» PROBLEM REQUIREMENTS
Pick out each line of the records that includes the string "Diciembre", and copy it.

» MATERIAL SHOWN
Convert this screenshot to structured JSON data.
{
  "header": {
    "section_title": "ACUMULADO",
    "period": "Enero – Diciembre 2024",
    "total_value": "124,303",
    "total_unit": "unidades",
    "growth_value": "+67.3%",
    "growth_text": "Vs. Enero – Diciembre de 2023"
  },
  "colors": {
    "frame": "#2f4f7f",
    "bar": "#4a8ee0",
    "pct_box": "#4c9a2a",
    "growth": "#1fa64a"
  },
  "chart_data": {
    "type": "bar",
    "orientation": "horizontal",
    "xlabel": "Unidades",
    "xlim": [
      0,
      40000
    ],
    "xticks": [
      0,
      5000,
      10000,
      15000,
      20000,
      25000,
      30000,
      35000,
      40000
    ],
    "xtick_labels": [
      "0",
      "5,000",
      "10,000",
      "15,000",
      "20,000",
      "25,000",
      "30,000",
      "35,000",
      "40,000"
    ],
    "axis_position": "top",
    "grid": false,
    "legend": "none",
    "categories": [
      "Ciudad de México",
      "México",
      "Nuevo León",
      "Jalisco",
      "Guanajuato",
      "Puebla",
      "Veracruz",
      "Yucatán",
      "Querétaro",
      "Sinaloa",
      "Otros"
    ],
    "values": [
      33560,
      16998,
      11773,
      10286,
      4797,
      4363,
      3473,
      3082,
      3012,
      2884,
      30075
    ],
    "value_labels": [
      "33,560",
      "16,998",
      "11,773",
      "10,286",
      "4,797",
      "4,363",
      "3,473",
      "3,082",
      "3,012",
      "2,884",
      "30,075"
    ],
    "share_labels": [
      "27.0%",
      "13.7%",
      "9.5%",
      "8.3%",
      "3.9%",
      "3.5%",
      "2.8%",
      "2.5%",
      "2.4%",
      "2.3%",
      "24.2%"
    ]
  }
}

» RESPONSE
    "period": "Enero – Diciembre 2024",
    "growth_text": "Vs. Enero – Diciembre de 2023"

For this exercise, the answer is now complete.